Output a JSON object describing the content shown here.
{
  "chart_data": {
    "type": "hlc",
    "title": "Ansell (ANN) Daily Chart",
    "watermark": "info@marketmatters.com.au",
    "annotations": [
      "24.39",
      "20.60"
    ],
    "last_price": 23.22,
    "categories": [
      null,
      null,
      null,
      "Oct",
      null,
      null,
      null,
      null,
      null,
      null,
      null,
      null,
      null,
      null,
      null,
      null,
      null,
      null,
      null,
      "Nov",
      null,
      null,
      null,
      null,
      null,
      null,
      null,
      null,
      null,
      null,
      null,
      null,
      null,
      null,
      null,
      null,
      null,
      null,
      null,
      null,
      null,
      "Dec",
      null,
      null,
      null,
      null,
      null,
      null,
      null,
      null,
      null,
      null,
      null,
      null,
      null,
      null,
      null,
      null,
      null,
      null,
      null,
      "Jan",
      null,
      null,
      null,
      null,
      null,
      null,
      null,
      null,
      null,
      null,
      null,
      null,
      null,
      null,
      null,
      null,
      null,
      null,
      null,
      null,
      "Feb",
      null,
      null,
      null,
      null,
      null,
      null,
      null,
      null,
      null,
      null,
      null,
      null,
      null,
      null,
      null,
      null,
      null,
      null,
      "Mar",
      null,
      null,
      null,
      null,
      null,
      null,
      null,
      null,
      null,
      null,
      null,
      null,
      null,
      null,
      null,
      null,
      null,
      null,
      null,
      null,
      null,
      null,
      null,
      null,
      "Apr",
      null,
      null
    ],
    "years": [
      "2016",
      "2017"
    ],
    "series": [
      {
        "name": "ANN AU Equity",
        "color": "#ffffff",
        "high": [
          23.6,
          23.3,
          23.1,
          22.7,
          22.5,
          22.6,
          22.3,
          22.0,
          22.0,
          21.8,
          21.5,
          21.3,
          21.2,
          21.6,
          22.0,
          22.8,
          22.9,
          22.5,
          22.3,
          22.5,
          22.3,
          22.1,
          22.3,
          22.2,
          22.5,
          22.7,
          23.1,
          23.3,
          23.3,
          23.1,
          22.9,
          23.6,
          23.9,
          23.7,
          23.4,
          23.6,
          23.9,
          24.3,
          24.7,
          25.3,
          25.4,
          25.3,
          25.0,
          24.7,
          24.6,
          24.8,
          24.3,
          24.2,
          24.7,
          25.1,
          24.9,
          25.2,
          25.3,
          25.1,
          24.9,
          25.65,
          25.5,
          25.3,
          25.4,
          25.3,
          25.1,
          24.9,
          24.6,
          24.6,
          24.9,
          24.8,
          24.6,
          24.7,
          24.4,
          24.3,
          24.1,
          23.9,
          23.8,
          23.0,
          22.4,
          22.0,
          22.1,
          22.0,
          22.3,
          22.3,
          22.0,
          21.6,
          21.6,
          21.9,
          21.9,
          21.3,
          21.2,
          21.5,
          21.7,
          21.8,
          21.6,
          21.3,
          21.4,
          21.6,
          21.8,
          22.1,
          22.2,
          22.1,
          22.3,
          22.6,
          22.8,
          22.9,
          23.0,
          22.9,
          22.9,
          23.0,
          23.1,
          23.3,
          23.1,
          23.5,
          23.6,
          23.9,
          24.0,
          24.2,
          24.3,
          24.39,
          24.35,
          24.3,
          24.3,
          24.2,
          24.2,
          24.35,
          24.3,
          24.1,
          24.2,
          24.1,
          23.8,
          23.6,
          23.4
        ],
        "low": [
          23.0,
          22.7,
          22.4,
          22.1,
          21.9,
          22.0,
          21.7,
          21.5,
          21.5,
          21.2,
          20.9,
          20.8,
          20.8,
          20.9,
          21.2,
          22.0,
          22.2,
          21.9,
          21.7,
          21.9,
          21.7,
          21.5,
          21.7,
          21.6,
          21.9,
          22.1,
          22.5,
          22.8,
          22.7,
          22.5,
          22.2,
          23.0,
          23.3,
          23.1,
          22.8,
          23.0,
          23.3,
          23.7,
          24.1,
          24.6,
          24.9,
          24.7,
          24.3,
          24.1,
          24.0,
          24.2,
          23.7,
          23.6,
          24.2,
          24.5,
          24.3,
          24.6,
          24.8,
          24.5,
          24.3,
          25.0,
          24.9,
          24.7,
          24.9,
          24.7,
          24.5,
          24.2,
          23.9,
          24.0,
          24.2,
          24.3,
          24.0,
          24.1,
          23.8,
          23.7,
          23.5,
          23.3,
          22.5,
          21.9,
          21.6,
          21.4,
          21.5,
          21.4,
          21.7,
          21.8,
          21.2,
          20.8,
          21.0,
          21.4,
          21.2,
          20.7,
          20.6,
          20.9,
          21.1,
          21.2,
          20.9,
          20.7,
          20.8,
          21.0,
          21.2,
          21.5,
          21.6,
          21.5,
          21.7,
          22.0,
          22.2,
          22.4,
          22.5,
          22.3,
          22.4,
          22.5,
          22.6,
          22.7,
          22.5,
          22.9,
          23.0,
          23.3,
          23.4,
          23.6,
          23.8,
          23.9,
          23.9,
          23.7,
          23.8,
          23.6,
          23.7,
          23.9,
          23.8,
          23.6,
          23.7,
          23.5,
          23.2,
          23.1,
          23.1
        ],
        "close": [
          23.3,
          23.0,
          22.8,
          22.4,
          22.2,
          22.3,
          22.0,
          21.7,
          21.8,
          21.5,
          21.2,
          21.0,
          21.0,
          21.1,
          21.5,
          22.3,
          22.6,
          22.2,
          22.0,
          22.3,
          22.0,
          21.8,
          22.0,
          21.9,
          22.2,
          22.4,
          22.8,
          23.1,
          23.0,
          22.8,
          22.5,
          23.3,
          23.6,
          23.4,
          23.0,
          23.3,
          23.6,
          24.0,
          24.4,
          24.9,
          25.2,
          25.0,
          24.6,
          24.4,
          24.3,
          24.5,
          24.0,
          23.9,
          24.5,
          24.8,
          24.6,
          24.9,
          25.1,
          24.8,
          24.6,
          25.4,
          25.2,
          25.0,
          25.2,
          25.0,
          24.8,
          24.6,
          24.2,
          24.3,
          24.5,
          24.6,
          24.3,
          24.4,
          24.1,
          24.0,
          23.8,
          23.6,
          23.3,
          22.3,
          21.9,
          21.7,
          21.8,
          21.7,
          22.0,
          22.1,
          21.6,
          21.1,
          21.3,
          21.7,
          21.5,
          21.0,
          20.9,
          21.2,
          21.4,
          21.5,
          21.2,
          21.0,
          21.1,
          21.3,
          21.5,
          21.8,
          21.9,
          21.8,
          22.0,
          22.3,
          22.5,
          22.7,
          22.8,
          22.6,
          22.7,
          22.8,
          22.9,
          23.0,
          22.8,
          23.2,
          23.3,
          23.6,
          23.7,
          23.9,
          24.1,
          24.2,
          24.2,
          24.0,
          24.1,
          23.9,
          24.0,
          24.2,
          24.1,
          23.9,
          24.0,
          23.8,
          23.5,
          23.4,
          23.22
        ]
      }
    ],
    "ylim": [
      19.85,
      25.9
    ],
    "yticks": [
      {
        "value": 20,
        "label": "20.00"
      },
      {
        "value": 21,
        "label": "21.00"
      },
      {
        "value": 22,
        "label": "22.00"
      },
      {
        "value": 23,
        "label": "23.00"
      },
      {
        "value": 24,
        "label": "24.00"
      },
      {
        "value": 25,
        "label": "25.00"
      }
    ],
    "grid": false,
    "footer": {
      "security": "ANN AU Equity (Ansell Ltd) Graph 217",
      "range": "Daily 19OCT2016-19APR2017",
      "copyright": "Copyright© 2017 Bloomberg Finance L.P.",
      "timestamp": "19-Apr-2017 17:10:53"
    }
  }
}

···

OBJECTIVE – Give back only a number, the number of lines where the string "value" occurs.

SOLUTION TO THE EXERCISE – 6